SET EXERCISE: Look through the records below, count the lines with the word "dass", and reply with only the number.

________________

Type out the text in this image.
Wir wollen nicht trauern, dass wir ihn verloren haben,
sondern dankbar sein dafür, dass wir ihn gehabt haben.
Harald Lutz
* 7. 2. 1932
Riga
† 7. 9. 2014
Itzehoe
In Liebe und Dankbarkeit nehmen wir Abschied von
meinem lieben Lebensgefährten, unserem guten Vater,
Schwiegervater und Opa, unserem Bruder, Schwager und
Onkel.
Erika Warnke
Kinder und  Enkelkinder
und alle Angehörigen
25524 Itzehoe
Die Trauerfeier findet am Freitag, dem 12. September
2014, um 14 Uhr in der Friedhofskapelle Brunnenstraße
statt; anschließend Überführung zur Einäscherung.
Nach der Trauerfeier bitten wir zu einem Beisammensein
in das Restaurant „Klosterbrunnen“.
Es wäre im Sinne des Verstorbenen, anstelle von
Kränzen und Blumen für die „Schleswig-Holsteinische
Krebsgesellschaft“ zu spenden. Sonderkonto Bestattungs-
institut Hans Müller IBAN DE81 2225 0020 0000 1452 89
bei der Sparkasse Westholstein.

________________

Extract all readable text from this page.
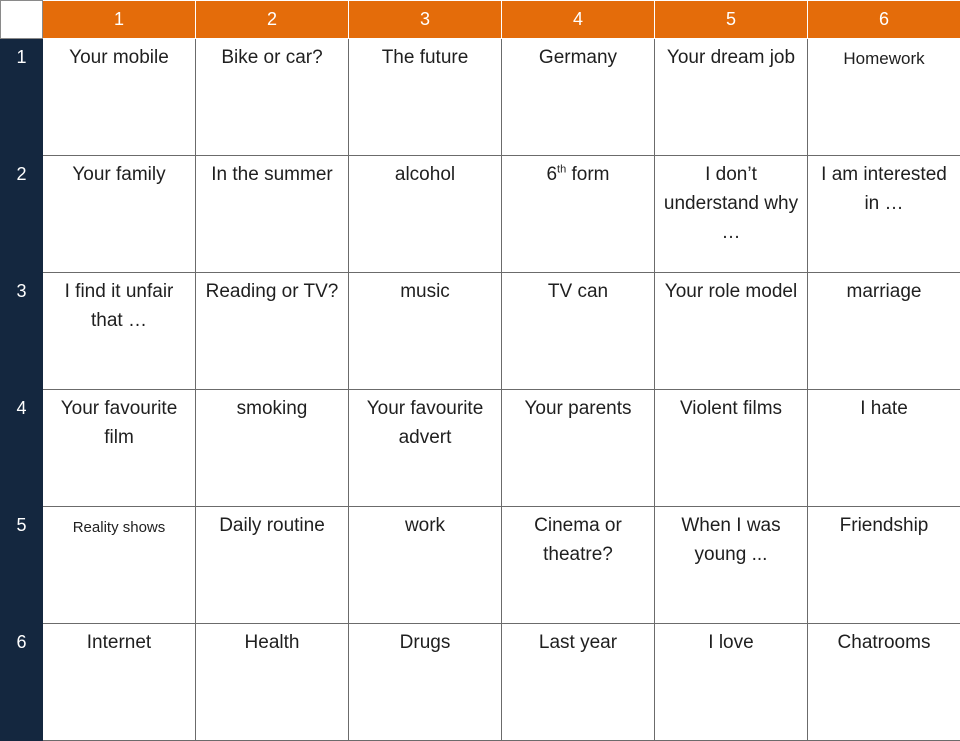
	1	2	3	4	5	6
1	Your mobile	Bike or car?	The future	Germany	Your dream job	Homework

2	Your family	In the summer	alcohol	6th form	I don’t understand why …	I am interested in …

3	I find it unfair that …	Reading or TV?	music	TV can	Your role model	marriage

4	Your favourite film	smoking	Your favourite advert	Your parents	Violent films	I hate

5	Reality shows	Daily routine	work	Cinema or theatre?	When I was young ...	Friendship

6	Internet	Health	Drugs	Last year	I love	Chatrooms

________________

RESPONSE TO THIS EXERCISE: 2